WHAT YOU HAVE TO DO
Give the number of lines in this listing that contain the word "label", and nothing else.

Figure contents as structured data

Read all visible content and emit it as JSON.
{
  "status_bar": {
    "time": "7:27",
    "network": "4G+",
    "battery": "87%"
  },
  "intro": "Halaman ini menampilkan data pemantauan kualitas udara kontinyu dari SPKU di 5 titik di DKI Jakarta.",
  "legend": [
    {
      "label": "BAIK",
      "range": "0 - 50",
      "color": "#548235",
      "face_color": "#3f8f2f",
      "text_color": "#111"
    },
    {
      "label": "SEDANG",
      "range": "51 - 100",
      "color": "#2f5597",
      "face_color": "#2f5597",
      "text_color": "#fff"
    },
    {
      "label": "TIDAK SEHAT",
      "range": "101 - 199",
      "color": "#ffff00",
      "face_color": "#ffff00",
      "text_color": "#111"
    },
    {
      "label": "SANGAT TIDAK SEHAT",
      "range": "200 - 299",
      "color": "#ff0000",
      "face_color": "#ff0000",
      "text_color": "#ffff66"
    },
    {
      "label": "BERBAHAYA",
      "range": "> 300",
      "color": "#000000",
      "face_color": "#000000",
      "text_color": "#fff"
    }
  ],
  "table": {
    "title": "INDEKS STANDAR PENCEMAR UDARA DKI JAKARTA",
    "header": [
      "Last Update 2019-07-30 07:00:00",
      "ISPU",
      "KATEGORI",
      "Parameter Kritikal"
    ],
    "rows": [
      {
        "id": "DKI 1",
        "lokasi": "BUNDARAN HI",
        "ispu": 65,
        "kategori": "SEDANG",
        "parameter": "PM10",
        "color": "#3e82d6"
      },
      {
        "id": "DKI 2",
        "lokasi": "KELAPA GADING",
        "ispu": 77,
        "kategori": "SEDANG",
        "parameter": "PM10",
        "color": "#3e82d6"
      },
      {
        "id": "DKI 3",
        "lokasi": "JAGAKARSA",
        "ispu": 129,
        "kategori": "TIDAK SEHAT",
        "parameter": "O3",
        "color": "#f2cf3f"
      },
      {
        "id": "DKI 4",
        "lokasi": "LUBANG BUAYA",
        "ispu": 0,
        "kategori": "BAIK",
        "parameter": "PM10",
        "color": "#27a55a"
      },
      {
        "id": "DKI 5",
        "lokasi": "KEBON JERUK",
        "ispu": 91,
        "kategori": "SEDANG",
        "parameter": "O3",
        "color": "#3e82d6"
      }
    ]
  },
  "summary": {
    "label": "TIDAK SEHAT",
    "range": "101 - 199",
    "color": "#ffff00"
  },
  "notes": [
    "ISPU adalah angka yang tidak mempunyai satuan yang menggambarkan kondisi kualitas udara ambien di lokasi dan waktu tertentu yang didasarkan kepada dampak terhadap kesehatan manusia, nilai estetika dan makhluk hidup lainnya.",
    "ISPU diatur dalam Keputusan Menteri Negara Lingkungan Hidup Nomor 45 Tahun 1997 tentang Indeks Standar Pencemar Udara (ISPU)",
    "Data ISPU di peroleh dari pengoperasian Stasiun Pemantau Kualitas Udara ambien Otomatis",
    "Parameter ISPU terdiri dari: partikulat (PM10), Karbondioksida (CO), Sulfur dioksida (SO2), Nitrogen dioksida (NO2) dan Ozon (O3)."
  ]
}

TASK SOLUTION
6